• Given request:
Search the data for the string "room" and extract every line where it appears.
─── Recorded data ───
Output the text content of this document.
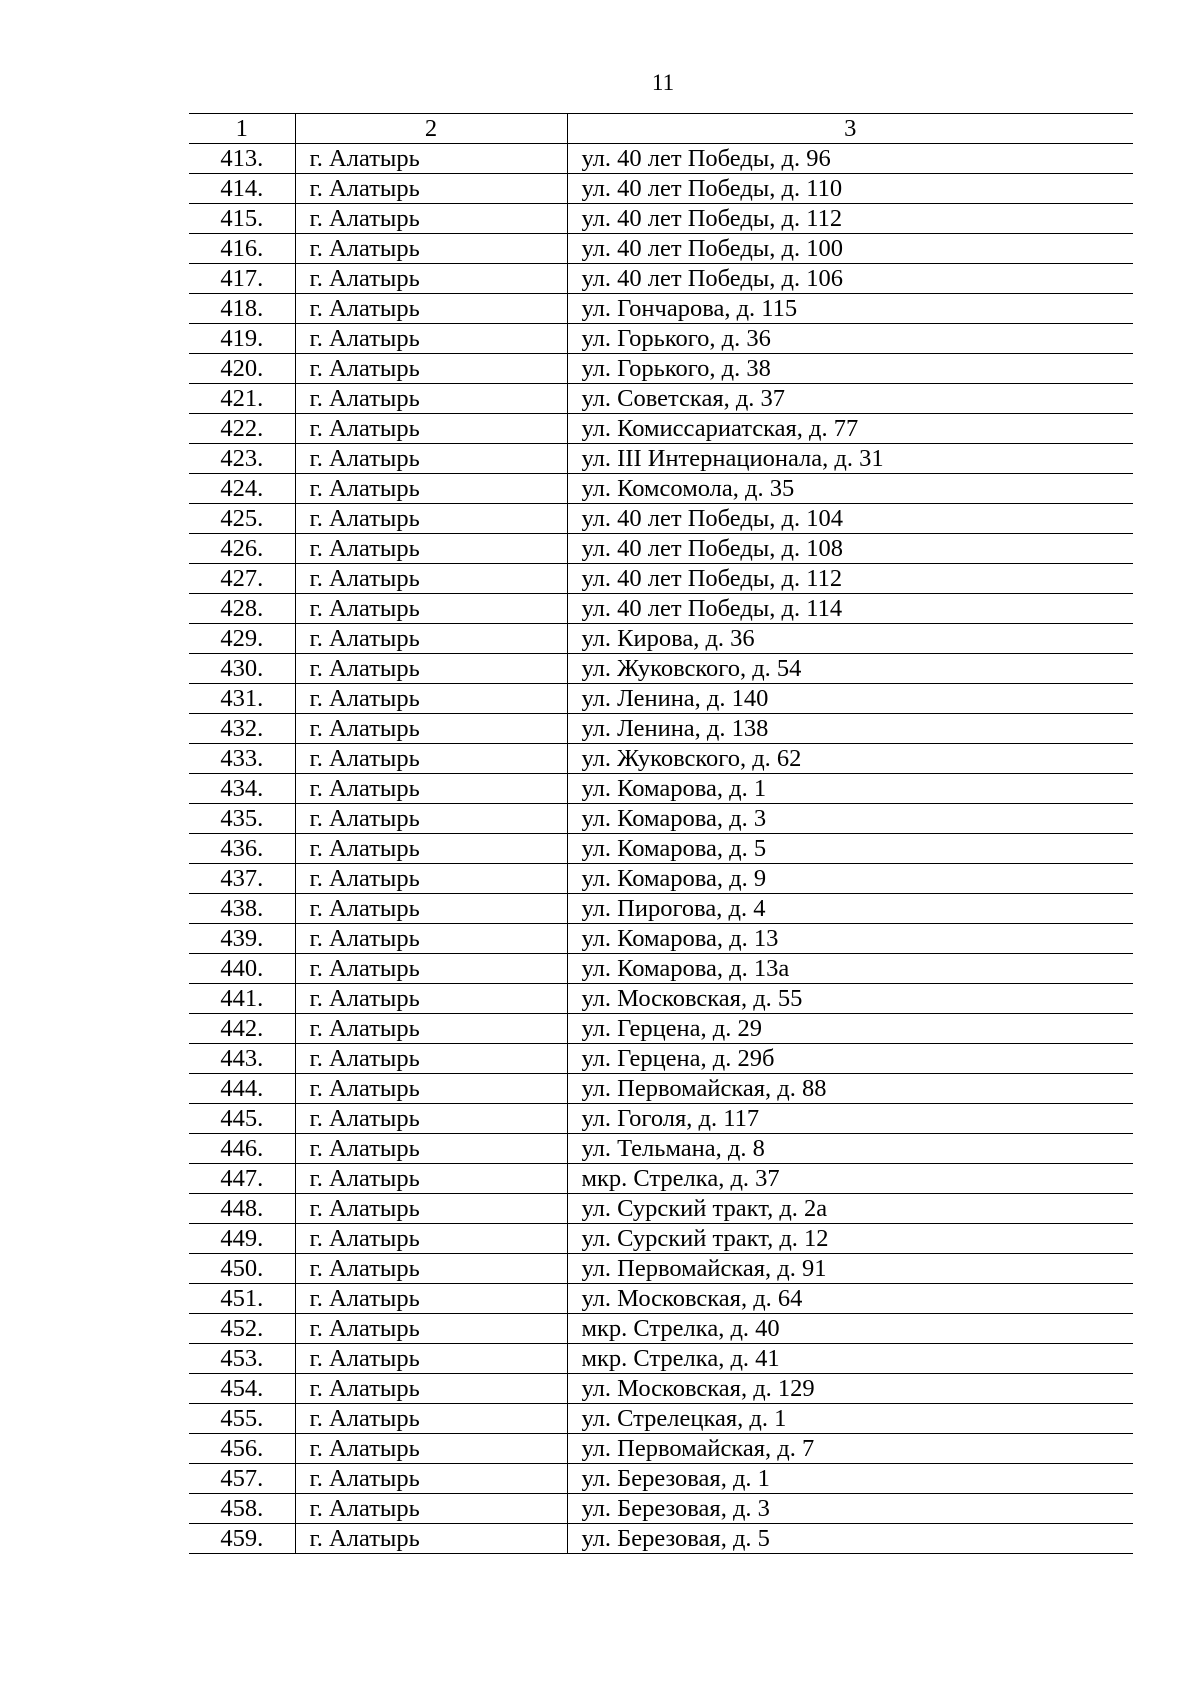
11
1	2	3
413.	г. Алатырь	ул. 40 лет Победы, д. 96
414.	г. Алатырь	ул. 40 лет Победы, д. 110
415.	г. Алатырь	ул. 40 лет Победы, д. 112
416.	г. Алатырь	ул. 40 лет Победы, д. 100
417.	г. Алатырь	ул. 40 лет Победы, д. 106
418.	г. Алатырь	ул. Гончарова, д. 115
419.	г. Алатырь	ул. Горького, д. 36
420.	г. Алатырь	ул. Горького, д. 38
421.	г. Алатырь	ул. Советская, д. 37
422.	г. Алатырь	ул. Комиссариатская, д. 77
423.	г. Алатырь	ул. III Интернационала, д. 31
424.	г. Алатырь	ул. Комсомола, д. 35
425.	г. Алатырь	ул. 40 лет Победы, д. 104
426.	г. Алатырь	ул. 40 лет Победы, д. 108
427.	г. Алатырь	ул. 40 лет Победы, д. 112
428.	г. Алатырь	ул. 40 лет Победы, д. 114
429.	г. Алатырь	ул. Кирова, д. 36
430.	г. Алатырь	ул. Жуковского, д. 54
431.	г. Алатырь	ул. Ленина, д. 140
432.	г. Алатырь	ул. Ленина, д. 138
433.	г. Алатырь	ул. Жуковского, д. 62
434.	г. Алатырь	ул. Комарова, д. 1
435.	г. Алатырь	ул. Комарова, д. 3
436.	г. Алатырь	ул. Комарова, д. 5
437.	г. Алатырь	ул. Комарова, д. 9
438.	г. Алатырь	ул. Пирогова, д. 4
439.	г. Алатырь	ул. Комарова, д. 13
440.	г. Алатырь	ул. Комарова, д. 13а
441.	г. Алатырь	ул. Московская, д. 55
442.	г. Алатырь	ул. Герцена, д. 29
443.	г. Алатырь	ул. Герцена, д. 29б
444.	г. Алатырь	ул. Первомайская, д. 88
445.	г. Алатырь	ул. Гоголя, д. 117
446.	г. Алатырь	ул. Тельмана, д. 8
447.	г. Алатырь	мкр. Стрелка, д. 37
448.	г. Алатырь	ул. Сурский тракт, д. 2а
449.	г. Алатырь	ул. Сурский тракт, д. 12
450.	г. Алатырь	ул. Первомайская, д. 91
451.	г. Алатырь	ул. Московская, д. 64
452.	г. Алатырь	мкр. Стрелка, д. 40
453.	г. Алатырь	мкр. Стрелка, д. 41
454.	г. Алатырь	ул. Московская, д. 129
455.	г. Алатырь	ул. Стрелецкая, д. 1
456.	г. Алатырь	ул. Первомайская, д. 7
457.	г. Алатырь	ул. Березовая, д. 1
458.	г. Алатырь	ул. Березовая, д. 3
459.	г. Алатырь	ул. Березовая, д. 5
───
─── Recorded data ───
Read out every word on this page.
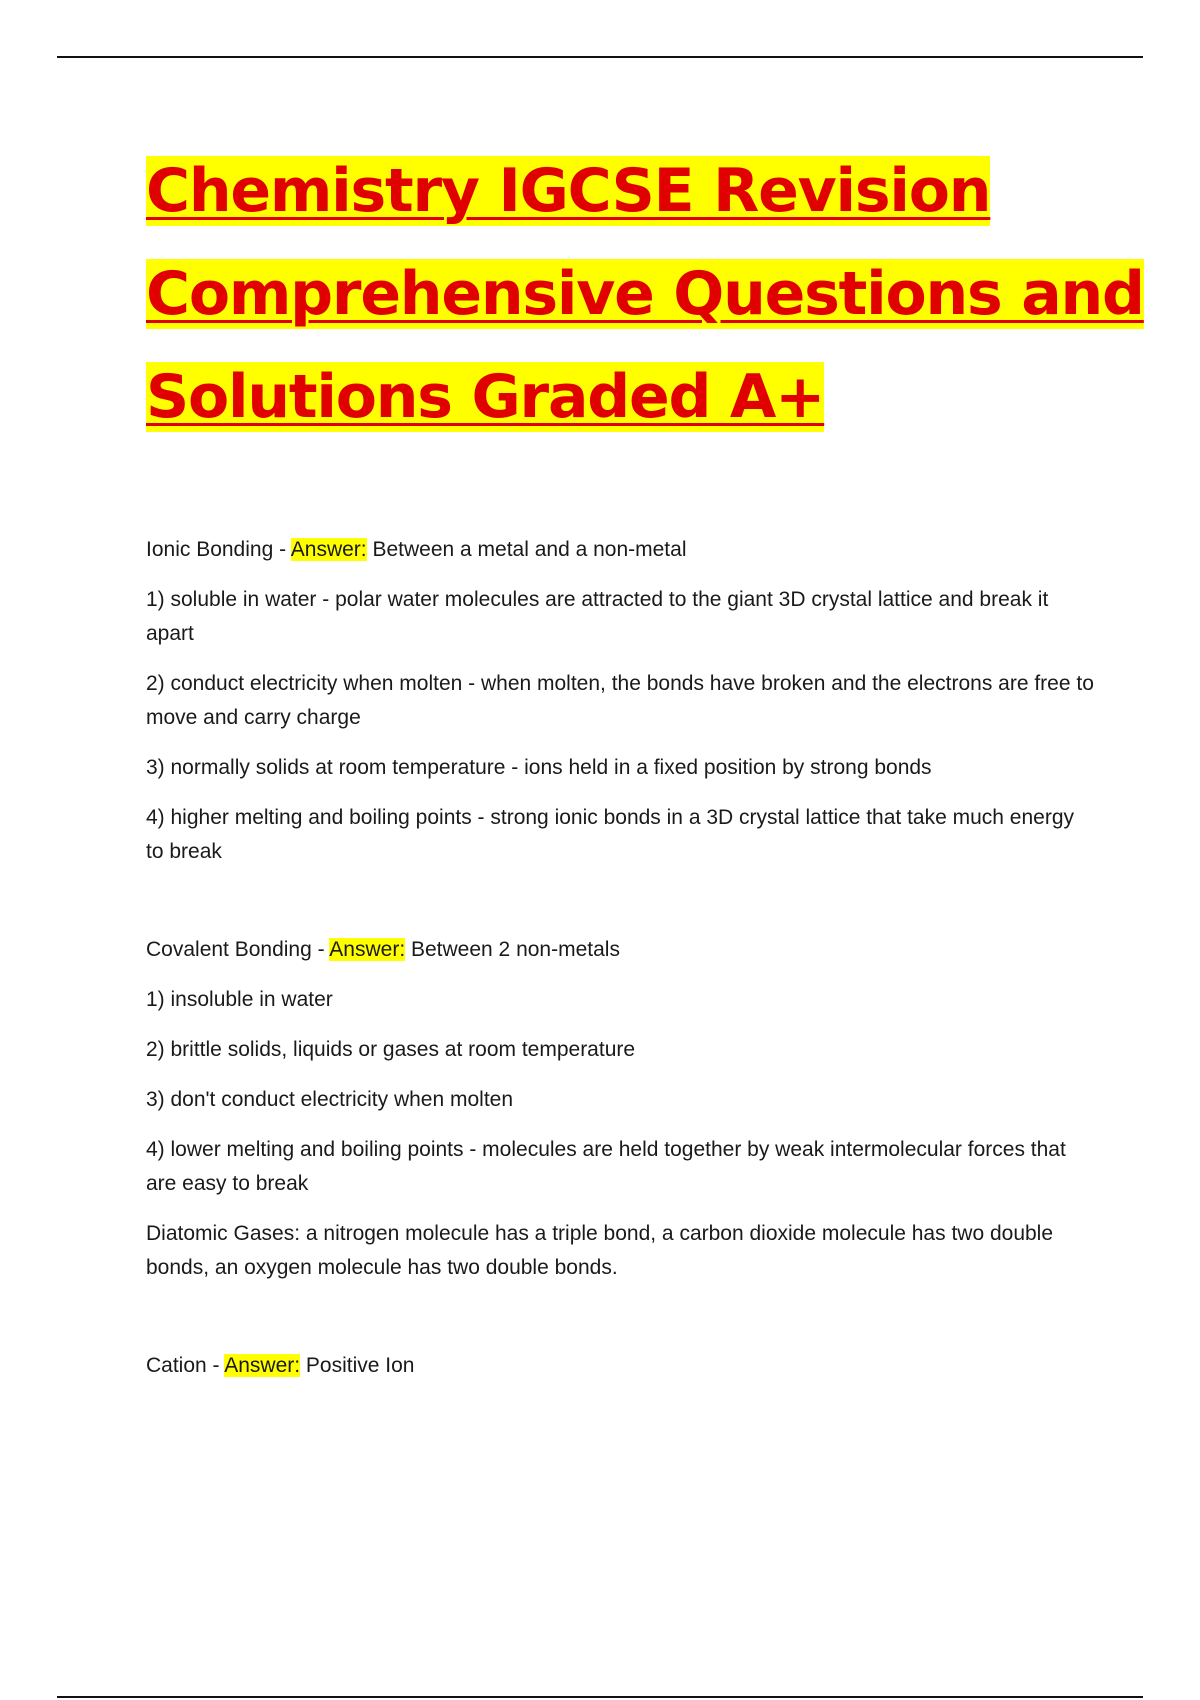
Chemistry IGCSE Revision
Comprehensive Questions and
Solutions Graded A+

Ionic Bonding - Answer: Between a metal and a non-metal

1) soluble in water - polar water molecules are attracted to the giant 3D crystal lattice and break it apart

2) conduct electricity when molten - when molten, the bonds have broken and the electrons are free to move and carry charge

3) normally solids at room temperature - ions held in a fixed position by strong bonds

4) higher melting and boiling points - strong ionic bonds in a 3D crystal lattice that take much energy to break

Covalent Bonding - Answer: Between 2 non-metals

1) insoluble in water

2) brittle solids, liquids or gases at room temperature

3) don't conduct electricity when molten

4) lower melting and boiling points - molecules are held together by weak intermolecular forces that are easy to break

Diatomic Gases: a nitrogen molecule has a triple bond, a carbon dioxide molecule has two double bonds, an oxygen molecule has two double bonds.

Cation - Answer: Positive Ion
───
• Solution for this task:
3) normally solids at room temperature - ions held in a fixed position by strong bonds
2) brittle solids, liquids or gases at room temperature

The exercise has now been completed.